**TASK TO COMPLETE:** Edit the listing below so that each "checkbox" becomes "tick-box", and write out all the lines again with nothing else changed.

Annotated region listings
━━━━━━━━━━

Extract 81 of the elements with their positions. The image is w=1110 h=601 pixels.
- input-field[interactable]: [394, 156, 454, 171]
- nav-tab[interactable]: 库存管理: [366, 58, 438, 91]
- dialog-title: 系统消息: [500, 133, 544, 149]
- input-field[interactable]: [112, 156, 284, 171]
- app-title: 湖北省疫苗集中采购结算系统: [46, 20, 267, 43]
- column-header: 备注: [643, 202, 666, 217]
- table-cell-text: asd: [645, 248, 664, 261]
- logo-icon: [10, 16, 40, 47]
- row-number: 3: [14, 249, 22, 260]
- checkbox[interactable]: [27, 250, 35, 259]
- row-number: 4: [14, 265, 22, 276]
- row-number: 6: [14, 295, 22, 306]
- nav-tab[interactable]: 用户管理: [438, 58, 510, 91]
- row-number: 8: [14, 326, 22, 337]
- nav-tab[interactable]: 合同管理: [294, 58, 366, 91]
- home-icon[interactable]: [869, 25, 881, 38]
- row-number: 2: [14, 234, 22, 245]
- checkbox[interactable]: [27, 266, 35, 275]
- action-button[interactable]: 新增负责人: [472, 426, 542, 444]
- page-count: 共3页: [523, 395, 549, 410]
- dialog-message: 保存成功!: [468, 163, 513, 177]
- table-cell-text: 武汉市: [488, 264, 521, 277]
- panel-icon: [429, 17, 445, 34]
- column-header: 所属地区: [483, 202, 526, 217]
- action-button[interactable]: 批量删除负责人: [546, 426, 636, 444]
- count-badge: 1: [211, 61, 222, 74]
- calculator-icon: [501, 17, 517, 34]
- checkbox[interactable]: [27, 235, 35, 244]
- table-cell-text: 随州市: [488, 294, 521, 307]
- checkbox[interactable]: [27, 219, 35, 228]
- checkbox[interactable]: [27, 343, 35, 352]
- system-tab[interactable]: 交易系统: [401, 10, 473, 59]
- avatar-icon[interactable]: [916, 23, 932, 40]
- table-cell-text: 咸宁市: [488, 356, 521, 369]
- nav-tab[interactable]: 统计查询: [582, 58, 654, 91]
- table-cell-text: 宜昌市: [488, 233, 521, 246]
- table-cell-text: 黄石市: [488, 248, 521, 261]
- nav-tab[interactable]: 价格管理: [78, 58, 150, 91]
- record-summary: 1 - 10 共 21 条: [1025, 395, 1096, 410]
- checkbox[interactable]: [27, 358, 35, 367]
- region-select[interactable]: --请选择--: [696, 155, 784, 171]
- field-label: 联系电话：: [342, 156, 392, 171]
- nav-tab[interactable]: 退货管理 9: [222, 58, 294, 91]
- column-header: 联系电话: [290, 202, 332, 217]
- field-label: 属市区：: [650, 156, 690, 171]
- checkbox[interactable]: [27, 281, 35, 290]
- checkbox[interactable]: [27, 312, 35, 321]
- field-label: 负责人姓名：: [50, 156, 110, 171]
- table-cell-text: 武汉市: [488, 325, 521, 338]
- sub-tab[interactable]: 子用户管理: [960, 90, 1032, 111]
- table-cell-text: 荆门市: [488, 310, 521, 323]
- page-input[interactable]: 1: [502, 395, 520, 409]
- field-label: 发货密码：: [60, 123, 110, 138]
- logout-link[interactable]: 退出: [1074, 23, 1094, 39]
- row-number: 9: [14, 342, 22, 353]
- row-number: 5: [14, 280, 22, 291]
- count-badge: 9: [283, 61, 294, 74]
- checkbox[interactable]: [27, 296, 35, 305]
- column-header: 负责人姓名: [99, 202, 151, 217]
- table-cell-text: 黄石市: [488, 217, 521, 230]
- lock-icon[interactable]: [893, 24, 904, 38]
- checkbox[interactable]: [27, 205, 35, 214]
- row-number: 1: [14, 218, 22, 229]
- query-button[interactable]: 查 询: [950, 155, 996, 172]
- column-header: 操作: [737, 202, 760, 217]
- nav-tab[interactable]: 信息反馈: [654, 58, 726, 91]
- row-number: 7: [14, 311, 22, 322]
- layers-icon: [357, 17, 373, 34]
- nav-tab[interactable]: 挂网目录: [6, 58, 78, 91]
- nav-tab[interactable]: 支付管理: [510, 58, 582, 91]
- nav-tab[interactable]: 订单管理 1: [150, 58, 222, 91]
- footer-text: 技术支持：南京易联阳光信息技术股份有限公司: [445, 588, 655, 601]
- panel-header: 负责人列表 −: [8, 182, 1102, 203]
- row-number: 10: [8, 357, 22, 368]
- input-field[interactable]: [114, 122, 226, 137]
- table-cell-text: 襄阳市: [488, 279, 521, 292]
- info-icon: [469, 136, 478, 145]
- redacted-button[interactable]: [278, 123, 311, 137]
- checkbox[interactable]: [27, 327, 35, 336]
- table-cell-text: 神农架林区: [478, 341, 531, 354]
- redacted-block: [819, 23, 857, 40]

━━━━━━━━━━

**COMPLETE ANSWER:**
Extract 81 of the elements with their positions. The image is w=1110 h=601 pixels.
- input-field[interactable]: [394, 156, 454, 171]
- nav-tab[interactable]: 库存管理: [366, 58, 438, 91]
- dialog-title: 系统消息: [500, 133, 544, 149]
- input-field[interactable]: [112, 156, 284, 171]
- app-title: 湖北省疫苗集中采购结算系统: [46, 20, 267, 43]
- column-header: 备注: [643, 202, 666, 217]
- table-cell-text: asd: [645, 248, 664, 261]
- logo-icon: [10, 16, 40, 47]
- row-number: 3: [14, 249, 22, 260]
- tick-box[interactable]: [27, 250, 35, 259]
- row-number: 4: [14, 265, 22, 276]
- row-number: 6: [14, 295, 22, 306]
- nav-tab[interactable]: 用户管理: [438, 58, 510, 91]
- row-number: 8: [14, 326, 22, 337]
- nav-tab[interactable]: 合同管理: [294, 58, 366, 91]
- home-icon[interactable]: [869, 25, 881, 38]
- row-number: 2: [14, 234, 22, 245]
- tick-box[interactable]: [27, 266, 35, 275]
- action-button[interactable]: 新增负责人: [472, 426, 542, 444]
- page-count: 共3页: [523, 395, 549, 410]
- dialog-message: 保存成功!: [468, 163, 513, 177]
- table-cell-text: 武汉市: [488, 264, 521, 277]
- panel-icon: [429, 17, 445, 34]
- column-header: 所属地区: [483, 202, 526, 217]
- action-button[interactable]: 批量删除负责人: [546, 426, 636, 444]
- count-badge: 1: [211, 61, 222, 74]
- calculator-icon: [501, 17, 517, 34]
- tick-box[interactable]: [27, 235, 35, 244]
- table-cell-text: 随州市: [488, 294, 521, 307]
- tick-box[interactable]: [27, 219, 35, 228]
- tick-box[interactable]: [27, 343, 35, 352]
- system-tab[interactable]: 交易系统: [401, 10, 473, 59]
- avatar-icon[interactable]: [916, 23, 932, 40]
- table-cell-text: 咸宁市: [488, 356, 521, 369]
- nav-tab[interactable]: 统计查询: [582, 58, 654, 91]
- table-cell-text: 宜昌市: [488, 233, 521, 246]
- table-cell-text: 黄石市: [488, 248, 521, 261]
- nav-tab[interactable]: 价格管理: [78, 58, 150, 91]
- record-summary: 1 - 10 共 21 条: [1025, 395, 1096, 410]
- tick-box[interactable]: [27, 358, 35, 367]
- region-select[interactable]: --请选择--: [696, 155, 784, 171]
- field-label: 联系电话：: [342, 156, 392, 171]
- nav-tab[interactable]: 退货管理 9: [222, 58, 294, 91]
- column-header: 联系电话: [290, 202, 332, 217]
- field-label: 属市区：: [650, 156, 690, 171]
- tick-box[interactable]: [27, 281, 35, 290]
- tick-box[interactable]: [27, 312, 35, 321]
- field-label: 负责人姓名：: [50, 156, 110, 171]
- table-cell-text: 武汉市: [488, 325, 521, 338]
- sub-tab[interactable]: 子用户管理: [960, 90, 1032, 111]
- table-cell-text: 荆门市: [488, 310, 521, 323]
- page-input[interactable]: 1: [502, 395, 520, 409]
- field-label: 发货密码：: [60, 123, 110, 138]
- logout-link[interactable]: 退出: [1074, 23, 1094, 39]
- row-number: 9: [14, 342, 22, 353]
- row-number: 5: [14, 280, 22, 291]
- count-badge: 9: [283, 61, 294, 74]
- tick-box[interactable]: [27, 296, 35, 305]
- column-header: 负责人姓名: [99, 202, 151, 217]
- table-cell-text: 黄石市: [488, 217, 521, 230]
- lock-icon[interactable]: [893, 24, 904, 38]
- tick-box[interactable]: [27, 205, 35, 214]
- row-number: 1: [14, 218, 22, 229]
- query-button[interactable]: 查 询: [950, 155, 996, 172]
- column-header: 操作: [737, 202, 760, 217]
- nav-tab[interactable]: 信息反馈: [654, 58, 726, 91]
- row-number: 7: [14, 311, 22, 322]
- layers-icon: [357, 17, 373, 34]
- nav-tab[interactable]: 挂网目录: [6, 58, 78, 91]
- nav-tab[interactable]: 支付管理: [510, 58, 582, 91]
- nav-tab[interactable]: 订单管理 1: [150, 58, 222, 91]
- footer-text: 技术支持：南京易联阳光信息技术股份有限公司: [445, 588, 655, 601]
- panel-header: 负责人列表 −: [8, 182, 1102, 203]
- row-number: 10: [8, 357, 22, 368]
- input-field[interactable]: [114, 122, 226, 137]
- table-cell-text: 襄阳市: [488, 279, 521, 292]
- info-icon: [469, 136, 478, 145]
- redacted-button[interactable]: [278, 123, 311, 137]
- tick-box[interactable]: [27, 327, 35, 336]
- table-cell-text: 神农架林区: [478, 341, 531, 354]
- redacted-block: [819, 23, 857, 40]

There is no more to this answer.